Records excerpted from a collection:
=====
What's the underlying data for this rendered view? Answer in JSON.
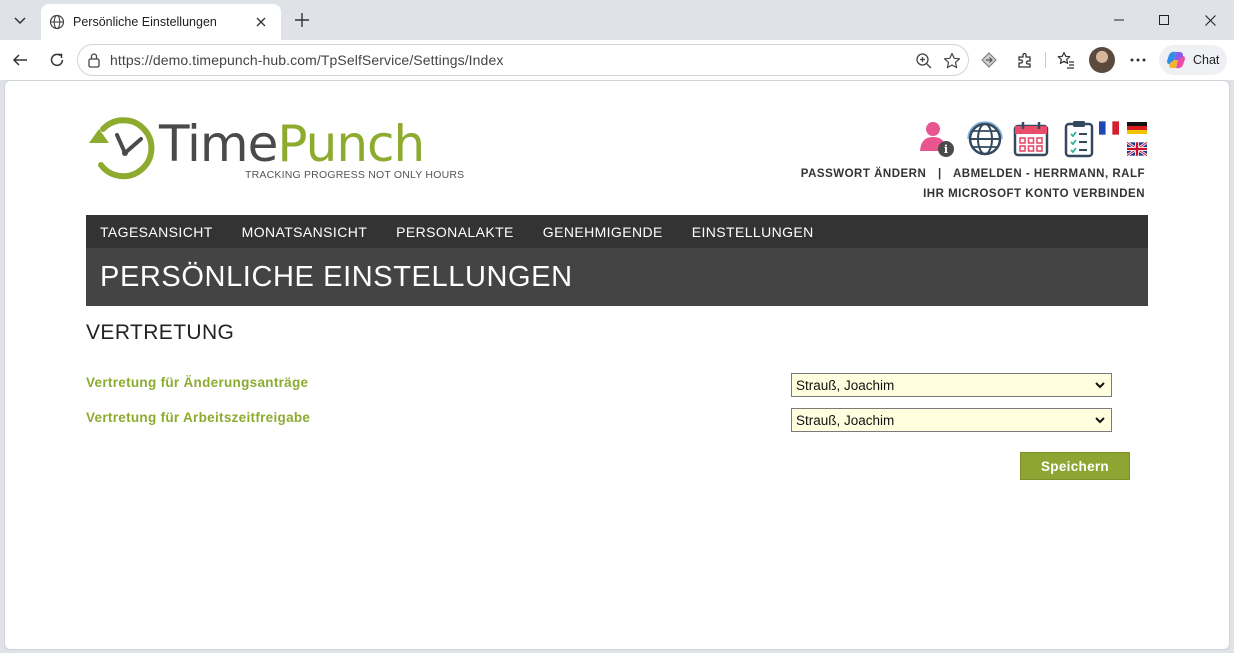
{
  "browser": {
    "tab_title": "Persönliche Einstellungen",
    "url": "https://demo.timepunch-hub.com/TpSelfService/Settings/Index",
    "chat_label": "Chat"
  },
  "header": {
    "logo_time": "Time",
    "logo_punch": "Punch",
    "tagline": "TRACKING PROGRESS NOT ONLY HOURS",
    "change_password": "PASSWORT ÄNDERN",
    "separator": "|",
    "logout": "ABMELDEN - HERRMANN, RALF",
    "connect_microsoft": "IHR MICROSOFT KONTO VERBINDEN",
    "icons": [
      "user-info-icon",
      "globe-icon",
      "calendar-icon",
      "clipboard-icon"
    ],
    "flags": [
      "flag-fr-icon",
      "flag-de-icon",
      "flag-uk-icon"
    ]
  },
  "nav": {
    "items": [
      "TAGESANSICHT",
      "MONATSANSICHT",
      "PERSONALAKTE",
      "GENEHMIGENDE",
      "EINSTELLUNGEN"
    ]
  },
  "page": {
    "title": "PERSÖNLICHE EINSTELLUNGEN",
    "section": "VERTRETUNG",
    "fields": [
      {
        "label": "Vertretung für Änderungsanträge",
        "value": "Strauß, Joachim"
      },
      {
        "label": "Vertretung für Arbeitszeitfreigabe",
        "value": "Strauß, Joachim"
      }
    ],
    "save_label": "Speichern"
  },
  "colors": {
    "accent_green": "#8dab2e",
    "nav_bg": "#333333",
    "title_bg": "#444444",
    "select_bg": "#ffffe0"
  }
}
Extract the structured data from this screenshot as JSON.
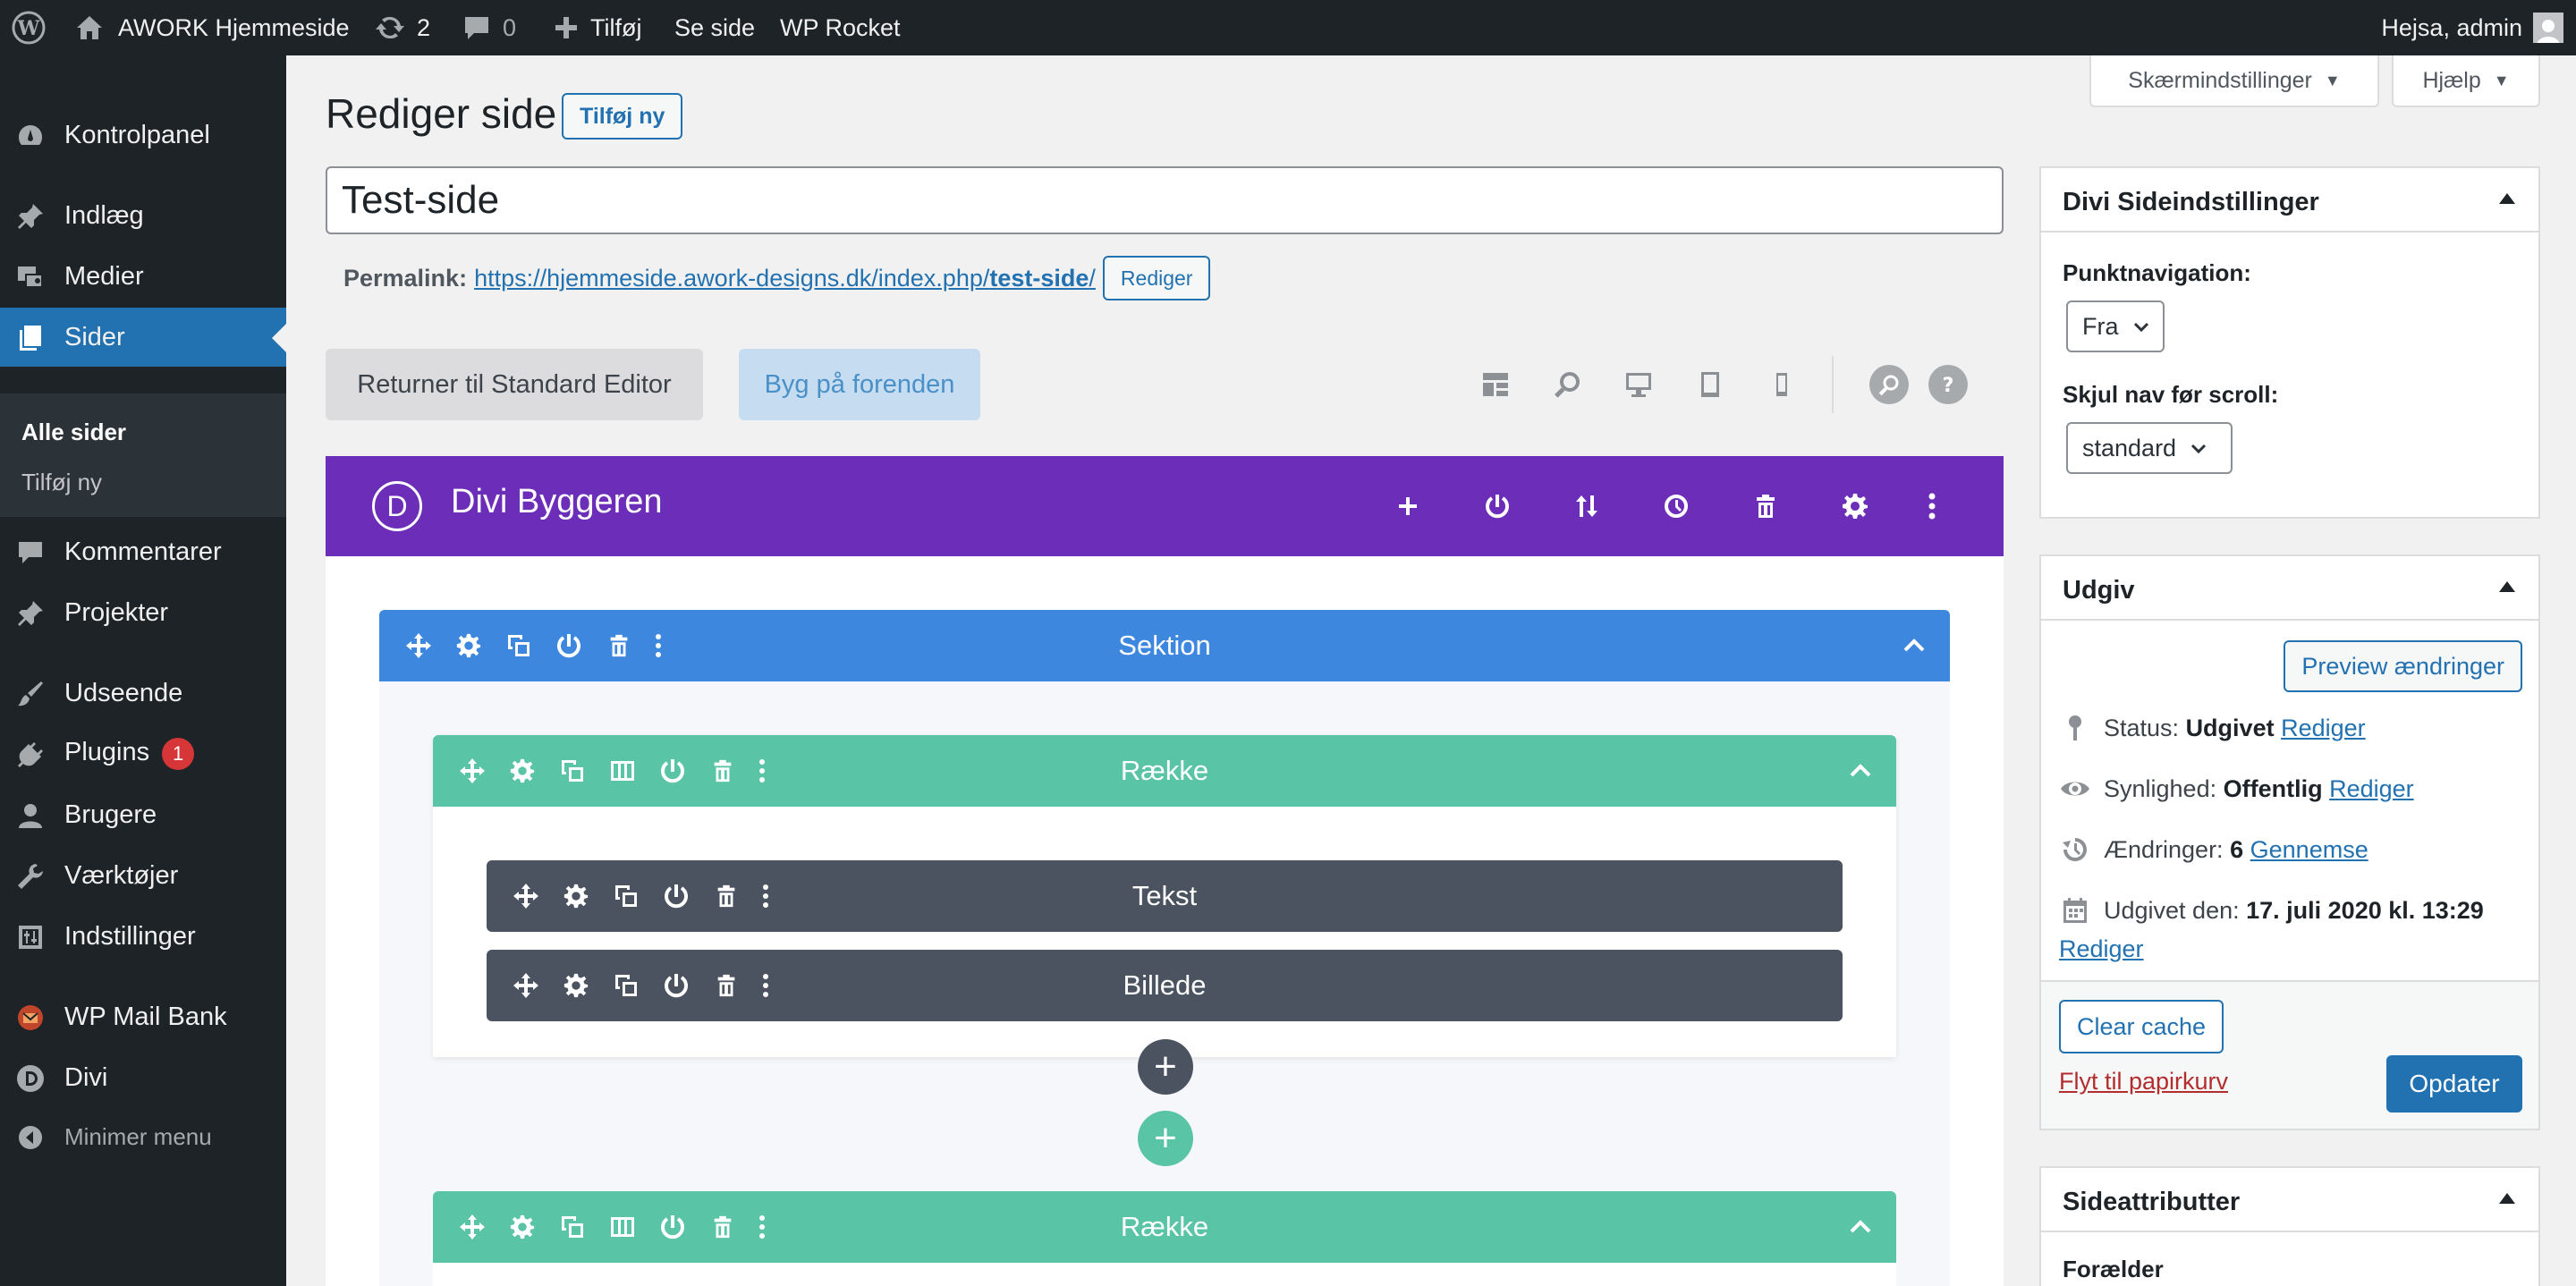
{
  "admin_bar": {
    "site_name": "AWORK Hjemmeside",
    "updates_count": "2",
    "comments_count": "0",
    "new_label": "Tilføj",
    "view_label": "Se side",
    "rocket_label": "WP Rocket",
    "greeting": "Hejsa, admin"
  },
  "menu": {
    "items": [
      {
        "label": "Kontrolpanel",
        "icon": "dashboard-icon"
      },
      {
        "label": "Indlæg",
        "icon": "pin-icon"
      },
      {
        "label": "Medier",
        "icon": "media-icon"
      },
      {
        "label": "Sider",
        "icon": "pages-icon"
      },
      {
        "label": "Kommentarer",
        "icon": "comment-icon"
      },
      {
        "label": "Projekter",
        "icon": "pin-icon"
      },
      {
        "label": "Udseende",
        "icon": "brush-icon"
      },
      {
        "label": "Plugins",
        "icon": "plug-icon",
        "badge": "1"
      },
      {
        "label": "Brugere",
        "icon": "user-icon"
      },
      {
        "label": "Værktøjer",
        "icon": "wrench-icon"
      },
      {
        "label": "Indstillinger",
        "icon": "settings-icon"
      },
      {
        "label": "WP Mail Bank",
        "icon": "mail-bank-icon"
      },
      {
        "label": "Divi",
        "icon": "divi-icon"
      },
      {
        "label": "Minimer menu",
        "icon": "collapse-icon"
      }
    ],
    "submenu": {
      "all_pages": "Alle sider",
      "add_new": "Tilføj ny"
    }
  },
  "header": {
    "screen_options": "Skærmindstillinger",
    "help": "Hjælp",
    "page_title": "Rediger side",
    "add_new": "Tilføj ny"
  },
  "editor": {
    "title_value": "Test-side",
    "permalink_label": "Permalink:",
    "permalink_base": "https://hjemmeside.awork-designs.dk/index.php/",
    "permalink_slug": "test-side",
    "permalink_end": "/",
    "permalink_edit": "Rediger",
    "return_standard": "Returner til Standard Editor",
    "build_frontend": "Byg på forenden"
  },
  "divi": {
    "logo_letter": "D",
    "title": "Divi Byggeren",
    "section_label": "Sektion",
    "row_label": "Række",
    "module_text": "Tekst",
    "module_image": "Billede",
    "add_symbol": "+"
  },
  "sidebar": {
    "divi_settings": {
      "title": "Divi Sideindstillinger",
      "dot_nav_label": "Punktnavigation:",
      "dot_nav_value": "Fra",
      "hide_nav_label": "Skjul nav før scroll:",
      "hide_nav_value": "standard"
    },
    "publish": {
      "title": "Udgiv",
      "preview": "Preview ændringer",
      "status_label": "Status:",
      "status_value": "Udgivet",
      "status_edit": "Rediger",
      "visibility_label": "Synlighed:",
      "visibility_value": "Offentlig",
      "visibility_edit": "Rediger",
      "revisions_label": "Ændringer:",
      "revisions_value": "6",
      "revisions_link": "Gennemse",
      "published_label": "Udgivet den:",
      "published_value": "17. juli 2020 kl. 13:29",
      "published_edit": "Rediger",
      "clear_cache": "Clear cache",
      "trash": "Flyt til papirkurv",
      "update": "Opdater"
    },
    "attributes": {
      "title": "Sideattributter",
      "parent_label": "Forælder"
    }
  },
  "colors": {
    "divi_purple": "#6c2eb9",
    "section_blue": "#3e87de",
    "row_green": "#5ac4a6",
    "module_gray": "#4b5360",
    "wp_blue": "#2271b1",
    "trash_red": "#b32d2e"
  }
}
=====
**Set exercise:** Go through the material and copy out every line with "Rediger" in it.

**Exercise output:**
    "page_title": "Rediger side",
    "permalink_edit": "Rediger",
      "status_edit": "Rediger",
      "visibility_edit": "Rediger",
      "published_edit": "Rediger",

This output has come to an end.